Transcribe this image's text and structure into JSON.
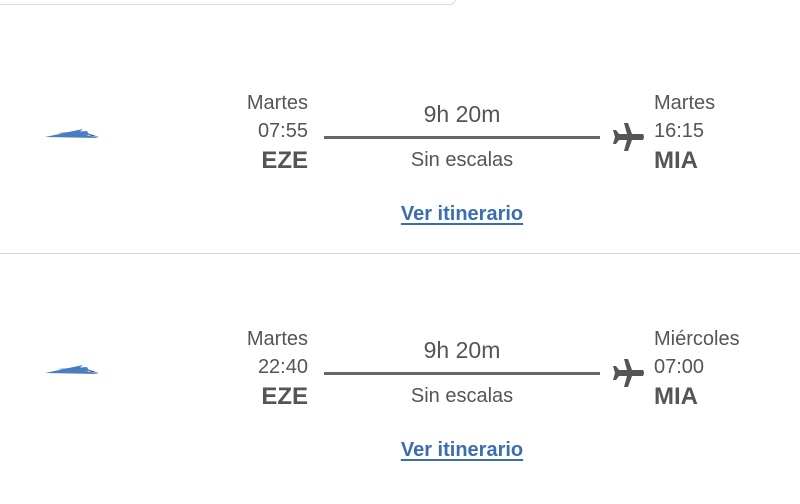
{
  "colors": {
    "text": "#555555",
    "link": "#3b6eb0",
    "logo": "#4a7cc2",
    "divider": "#d6d6d6"
  },
  "flights": [
    {
      "airline_icon": "airline-logo-icon",
      "departure": {
        "day": "Martes",
        "time": "07:55",
        "airport": "EZE"
      },
      "duration": "9h 20m",
      "stops": "Sin escalas",
      "arrival": {
        "day": "Martes",
        "time": "16:15",
        "airport": "MIA"
      },
      "itinerary_link": "Ver itinerario"
    },
    {
      "airline_icon": "airline-logo-icon",
      "departure": {
        "day": "Martes",
        "time": "22:40",
        "airport": "EZE"
      },
      "duration": "9h 20m",
      "stops": "Sin escalas",
      "arrival": {
        "day": "Miércoles",
        "time": "07:00",
        "airport": "MIA"
      },
      "itinerary_link": "Ver itinerario"
    }
  ]
}
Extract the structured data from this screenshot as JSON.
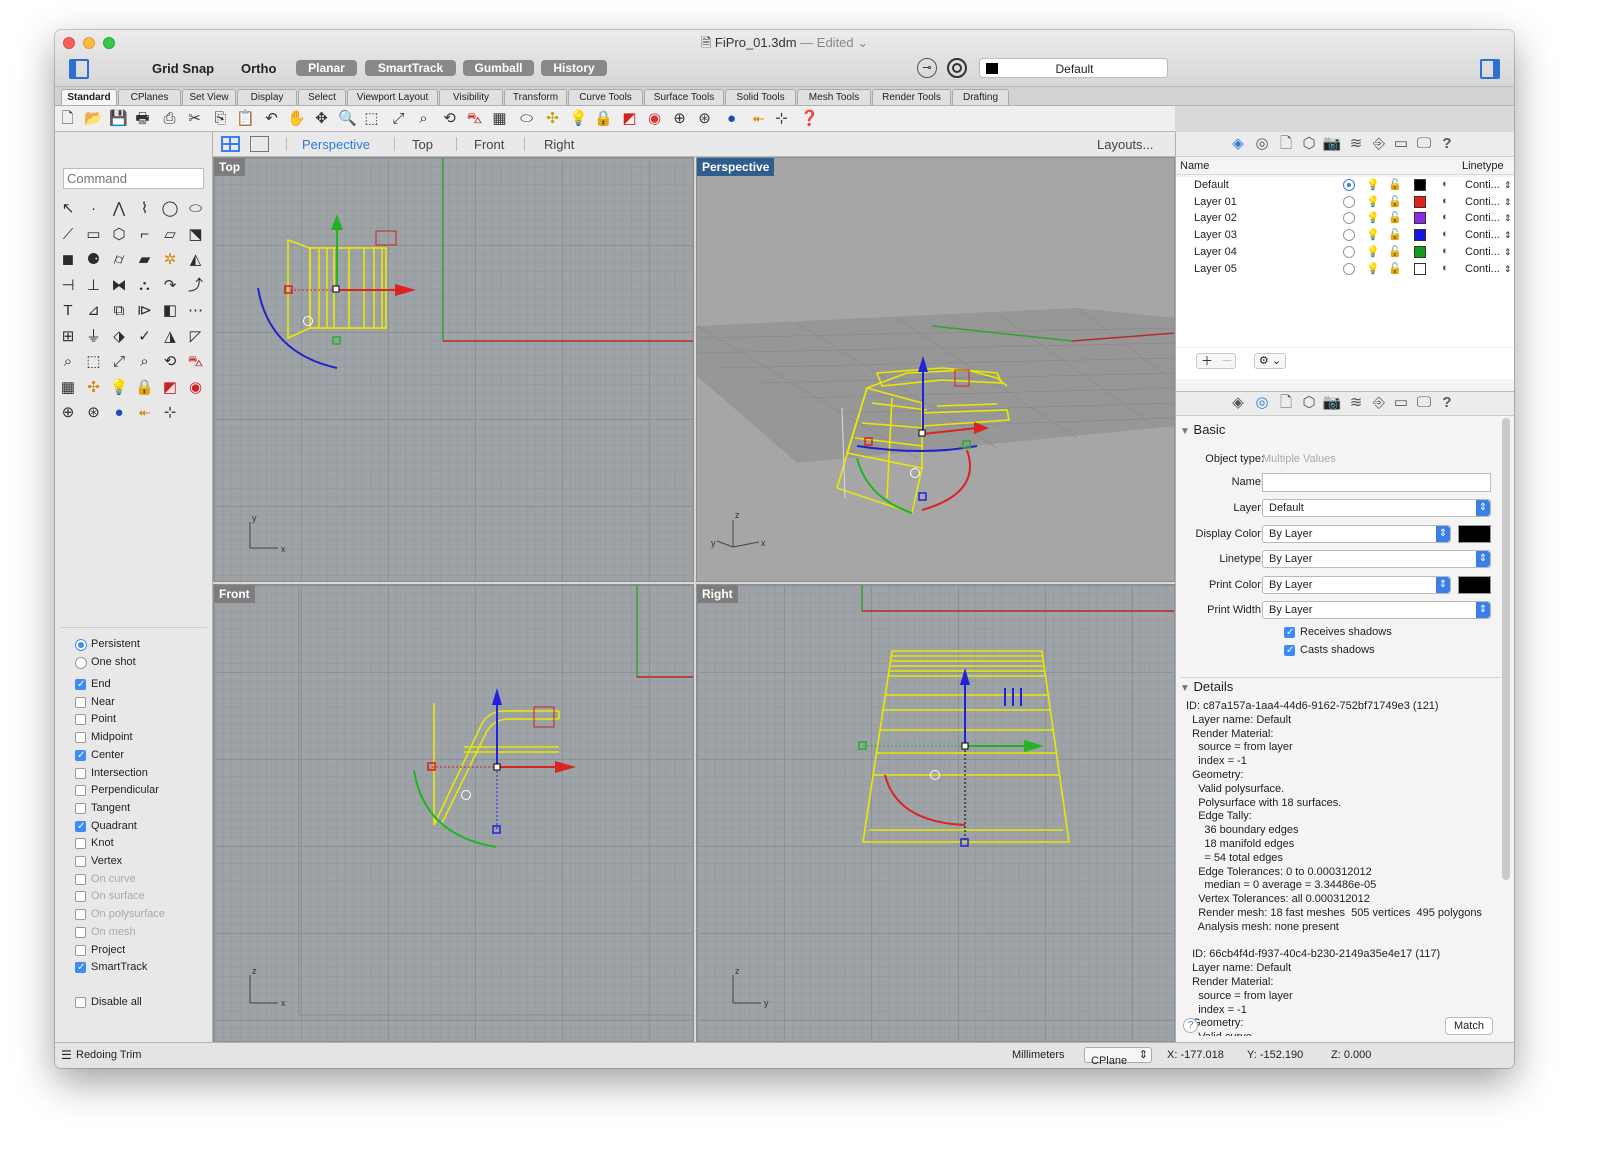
{
  "window": {
    "file_name": "FiPro_01.3dm",
    "edited": "— Edited"
  },
  "toolbar": {
    "grid_snap": "Grid Snap",
    "ortho": "Ortho",
    "planar": "Planar",
    "smarttrack": "SmartTrack",
    "gumball": "Gumball",
    "history": "History",
    "layer": "Default"
  },
  "tabs": [
    "Standard",
    "CPlanes",
    "Set View",
    "Display",
    "Select",
    "Viewport Layout",
    "Visibility",
    "Transform",
    "Curve Tools",
    "Surface Tools",
    "Solid Tools",
    "Mesh Tools",
    "Render Tools",
    "Drafting"
  ],
  "viewport_tabs": {
    "perspective": "Perspective",
    "top": "Top",
    "front": "Front",
    "right": "Right",
    "layouts": "Layouts..."
  },
  "command": {
    "placeholder": "Command"
  },
  "viewports": {
    "top": "Top",
    "perspective": "Perspective",
    "front": "Front",
    "right": "Right"
  },
  "osnap": {
    "persistent": "Persistent",
    "one_shot": "One shot",
    "items": [
      {
        "label": "End",
        "checked": true
      },
      {
        "label": "Near",
        "checked": false
      },
      {
        "label": "Point",
        "checked": false
      },
      {
        "label": "Midpoint",
        "checked": false
      },
      {
        "label": "Center",
        "checked": true
      },
      {
        "label": "Intersection",
        "checked": false
      },
      {
        "label": "Perpendicular",
        "checked": false
      },
      {
        "label": "Tangent",
        "checked": false
      },
      {
        "label": "Quadrant",
        "checked": true
      },
      {
        "label": "Knot",
        "checked": false
      },
      {
        "label": "Vertex",
        "checked": false
      },
      {
        "label": "On curve",
        "checked": false,
        "disabled": true
      },
      {
        "label": "On surface",
        "checked": false,
        "disabled": true
      },
      {
        "label": "On polysurface",
        "checked": false,
        "disabled": true
      },
      {
        "label": "On mesh",
        "checked": false,
        "disabled": true
      },
      {
        "label": "Project",
        "checked": false
      },
      {
        "label": "SmartTrack",
        "checked": true
      }
    ],
    "disable_all": "Disable all"
  },
  "layers": {
    "col_name": "Name",
    "col_linetype": "Linetype",
    "rows": [
      {
        "name": "Default",
        "color": "#000000",
        "linetype": "Conti...",
        "current": true
      },
      {
        "name": "Layer 01",
        "color": "#e8201a",
        "linetype": "Conti..."
      },
      {
        "name": "Layer 02",
        "color": "#8a2be2",
        "linetype": "Conti..."
      },
      {
        "name": "Layer 03",
        "color": "#1515e8",
        "linetype": "Conti..."
      },
      {
        "name": "Layer 04",
        "color": "#169c1a",
        "linetype": "Conti..."
      },
      {
        "name": "Layer 05",
        "color": "#ffffff",
        "linetype": "Conti..."
      }
    ]
  },
  "properties": {
    "basic": "Basic",
    "object_type_label": "Object type:",
    "object_type_value": "Multiple Values",
    "name_label": "Name:",
    "layer_label": "Layer:",
    "layer_value": "Default",
    "display_color_label": "Display Color:",
    "display_color_value": "By Layer",
    "linetype_label": "Linetype:",
    "linetype_value": "By Layer",
    "print_color_label": "Print Color:",
    "print_color_value": "By Layer",
    "print_width_label": "Print Width:",
    "print_width_value": "By Layer",
    "receives_shadows": "Receives shadows",
    "casts_shadows": "Casts shadows",
    "details": "Details",
    "detail_lines": [
      "ID: c87a157a-1aa4-44d6-9162-752bf71749e3 (121)",
      "  Layer name: Default",
      "  Render Material:",
      "    source = from layer",
      "    index = -1",
      "  Geometry:",
      "    Valid polysurface.",
      "    Polysurface with 18 surfaces.",
      "    Edge Tally:",
      "      36 boundary edges",
      "      18 manifold edges",
      "      = 54 total edges",
      "    Edge Tolerances: 0 to 0.000312012",
      "      median = 0 average = 3.34486e-05",
      "    Vertex Tolerances: all 0.000312012",
      "    Render mesh: 18 fast meshes  505 vertices  495 polygons",
      "    Analysis mesh: none present",
      "",
      "  ID: 66cb4f4d-f937-40c4-b230-2149a35e4e17 (117)",
      "  Layer name: Default",
      "  Render Material:",
      "    source = from layer",
      "    index = -1",
      "  Geometry:",
      "    Valid curve."
    ],
    "match": "Match",
    "help": "?"
  },
  "status": {
    "command": "Redoing Trim",
    "units": "Millimeters",
    "cplane": "CPlane",
    "x": "X: -177.018",
    "y": "Y: -152.190",
    "z": "Z: 0.000"
  }
}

* Required work
Wherever the string "Default" appears in the entries above, list that line.

* Output for this task
    "layer": "Default"
        "name": "Default",
    "layer_value": "Default",
      "  Layer name: Default",
      "  Layer name: Default",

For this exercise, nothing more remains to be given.